>>>

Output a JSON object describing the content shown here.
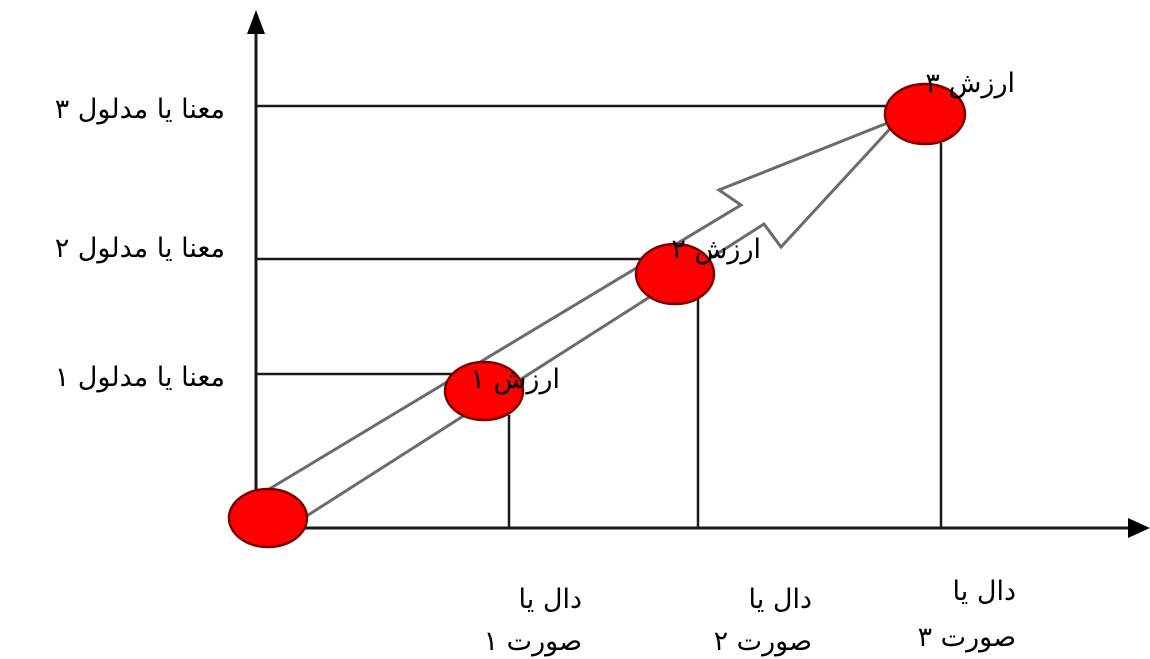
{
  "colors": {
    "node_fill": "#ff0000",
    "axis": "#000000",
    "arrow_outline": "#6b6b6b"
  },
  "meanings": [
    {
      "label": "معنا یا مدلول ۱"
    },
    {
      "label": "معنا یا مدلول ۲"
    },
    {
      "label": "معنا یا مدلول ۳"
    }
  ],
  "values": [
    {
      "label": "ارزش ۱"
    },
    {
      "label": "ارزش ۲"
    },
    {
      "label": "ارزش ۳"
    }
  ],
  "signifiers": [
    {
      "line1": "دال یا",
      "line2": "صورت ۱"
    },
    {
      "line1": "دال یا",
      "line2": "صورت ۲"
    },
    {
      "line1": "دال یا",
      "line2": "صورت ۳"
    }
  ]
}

<<<

• [Instruction]: Omit each picture, then return all of the listing exactly as it stands.

• [Task solution]:
Output a JSON object describing the content shown here.
{
  "colors": {
    "node_fill": "#ff0000",
    "axis": "#000000",
    "arrow_outline": "#6b6b6b"
  },
  "meanings": [
    {
      "label": "معنا یا مدلول ۱"
    },
    {
      "label": "معنا یا مدلول ۲"
    },
    {
      "label": "معنا یا مدلول ۳"
    }
  ],
  "values": [
    {
      "label": "ارزش ۱"
    },
    {
      "label": "ارزش ۲"
    },
    {
      "label": "ارزش ۳"
    }
  ],
  "signifiers": [
    {
      "line1": "دال یا",
      "line2": "صورت ۱"
    },
    {
      "line1": "دال یا",
      "line2": "صورت ۲"
    },
    {
      "line1": "دال یا",
      "line2": "صورت ۳"
    }
  ]
}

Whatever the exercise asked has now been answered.